Task brief ->
Output the entries word for word. Omit images.

Data for this exercise ->
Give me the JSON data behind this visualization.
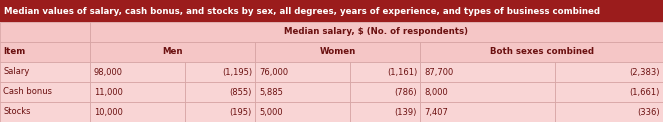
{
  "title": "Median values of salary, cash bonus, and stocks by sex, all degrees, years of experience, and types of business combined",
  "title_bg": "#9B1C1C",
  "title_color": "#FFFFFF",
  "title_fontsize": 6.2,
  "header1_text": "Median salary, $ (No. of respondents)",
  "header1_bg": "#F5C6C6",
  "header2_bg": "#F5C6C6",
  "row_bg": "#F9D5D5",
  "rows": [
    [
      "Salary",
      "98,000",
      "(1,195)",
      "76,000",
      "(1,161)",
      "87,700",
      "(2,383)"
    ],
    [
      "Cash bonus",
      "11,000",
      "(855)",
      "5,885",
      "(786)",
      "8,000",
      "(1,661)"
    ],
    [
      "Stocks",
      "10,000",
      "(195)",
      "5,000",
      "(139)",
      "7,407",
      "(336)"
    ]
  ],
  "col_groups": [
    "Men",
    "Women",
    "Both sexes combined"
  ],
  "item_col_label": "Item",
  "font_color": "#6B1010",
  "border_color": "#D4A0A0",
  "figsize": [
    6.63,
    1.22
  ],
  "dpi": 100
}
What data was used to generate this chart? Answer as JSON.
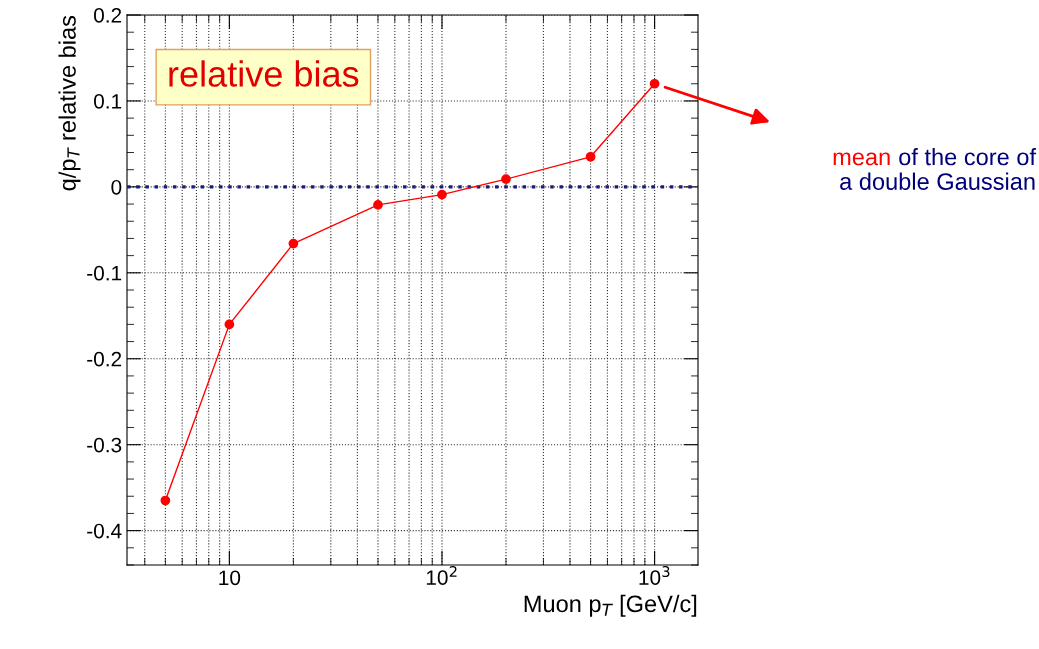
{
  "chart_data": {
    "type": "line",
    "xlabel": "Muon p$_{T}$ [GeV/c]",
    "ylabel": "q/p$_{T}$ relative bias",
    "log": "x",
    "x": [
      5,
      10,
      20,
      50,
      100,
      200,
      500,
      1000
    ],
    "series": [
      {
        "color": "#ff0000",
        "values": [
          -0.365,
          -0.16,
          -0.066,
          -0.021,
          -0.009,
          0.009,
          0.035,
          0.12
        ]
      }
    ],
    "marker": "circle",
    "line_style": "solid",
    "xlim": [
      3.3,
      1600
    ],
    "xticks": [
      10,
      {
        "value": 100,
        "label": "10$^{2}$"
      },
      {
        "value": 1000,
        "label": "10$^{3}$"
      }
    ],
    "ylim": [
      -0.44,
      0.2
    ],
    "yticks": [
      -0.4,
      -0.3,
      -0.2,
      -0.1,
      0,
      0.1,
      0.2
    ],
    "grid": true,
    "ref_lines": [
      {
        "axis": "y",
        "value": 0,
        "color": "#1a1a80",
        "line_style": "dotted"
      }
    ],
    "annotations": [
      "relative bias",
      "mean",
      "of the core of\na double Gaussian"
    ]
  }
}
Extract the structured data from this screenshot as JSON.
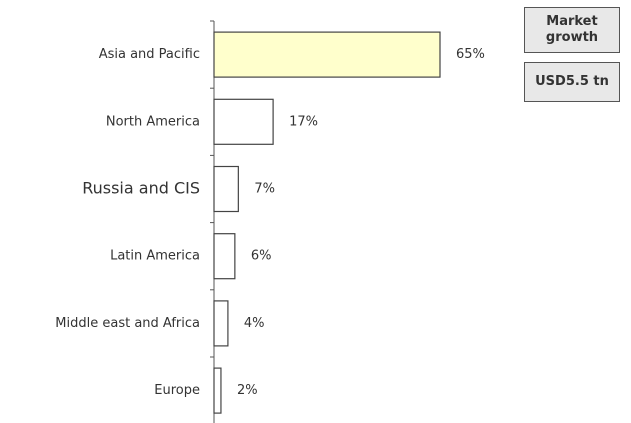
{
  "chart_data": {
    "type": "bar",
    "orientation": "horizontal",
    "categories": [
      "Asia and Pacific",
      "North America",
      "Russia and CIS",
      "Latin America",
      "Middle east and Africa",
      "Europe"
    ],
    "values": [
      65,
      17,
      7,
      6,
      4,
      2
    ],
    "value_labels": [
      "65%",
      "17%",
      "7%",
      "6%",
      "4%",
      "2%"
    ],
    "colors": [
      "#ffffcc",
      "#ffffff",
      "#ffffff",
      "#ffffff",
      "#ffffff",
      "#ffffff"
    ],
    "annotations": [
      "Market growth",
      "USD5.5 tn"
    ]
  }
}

Exercise result ->
Give me the JSON data behind this visualization.
{
  "title": "Median values of salary, cash bonus, and stocks by sex, all degrees, years of experience, and types of business combined",
  "title_bg": "#9B1C1C",
  "title_color": "#FFFFFF",
  "title_fontsize": 6.2,
  "header1_text": "Median salary, $ (No. of respondents)",
  "header1_bg": "#F5C6C6",
  "header2_bg": "#F5C6C6",
  "row_bg": "#F9D5D5",
  "rows": [
    [
      "Salary",
      "98,000",
      "(1,195)",
      "76,000",
      "(1,161)",
      "87,700",
      "(2,383)"
    ],
    [
      "Cash bonus",
      "11,000",
      "(855)",
      "5,885",
      "(786)",
      "8,000",
      "(1,661)"
    ],
    [
      "Stocks",
      "10,000",
      "(195)",
      "5,000",
      "(139)",
      "7,407",
      "(336)"
    ]
  ],
  "col_groups": [
    "Men",
    "Women",
    "Both sexes combined"
  ],
  "item_col_label": "Item",
  "font_color": "#6B1010",
  "border_color": "#D4A0A0",
  "figsize": [
    6.63,
    1.22
  ],
  "dpi": 100
}
What data was used to generate this chart? Answer as JSON.
{
  "chart_data": {
    "type": "line",
    "xlabel": "Muon p$_{T}$ [GeV/c]",
    "ylabel": "q/p$_{T}$ relative bias",
    "log": "x",
    "x": [
      5,
      10,
      20,
      50,
      100,
      200,
      500,
      1000
    ],
    "series": [
      {
        "color": "#ff0000",
        "values": [
          -0.365,
          -0.16,
          -0.066,
          -0.021,
          -0.009,
          0.009,
          0.035,
          0.12
        ]
      }
    ],
    "marker": "circle",
    "line_style": "solid",
    "xlim": [
      3.3,
      1600
    ],
    "xticks": [
      10,
      {
        "value": 100,
        "label": "10$^{2}$"
      },
      {
        "value": 1000,
        "label": "10$^{3}$"
      }
    ],
    "ylim": [
      -0.44,
      0.2
    ],
    "yticks": [
      -0.4,
      -0.3,
      -0.2,
      -0.1,
      0,
      0.1,
      0.2
    ],
    "grid": true,
    "ref_lines": [
      {
        "axis": "y",
        "value": 0,
        "color": "#1a1a80",
        "line_style": "dotted"
      }
    ],
    "annotations": [
      "relative bias",
      "mean",
      "of the core of\na double Gaussian"
    ]
  }
}
Extract the structured data from this screenshot as JSON.
{
  "chart_data": {
    "type": "bar",
    "orientation": "horizontal",
    "categories": [
      "Asia and Pacific",
      "North America",
      "Russia and CIS",
      "Latin America",
      "Middle east and Africa",
      "Europe"
    ],
    "values": [
      65,
      17,
      7,
      6,
      4,
      2
    ],
    "value_labels": [
      "65%",
      "17%",
      "7%",
      "6%",
      "4%",
      "2%"
    ],
    "colors": [
      "#ffffcc",
      "#ffffff",
      "#ffffff",
      "#ffffff",
      "#ffffff",
      "#ffffff"
    ],
    "annotations": [
      "Market growth",
      "USD5.5 tn"
    ]
  }
}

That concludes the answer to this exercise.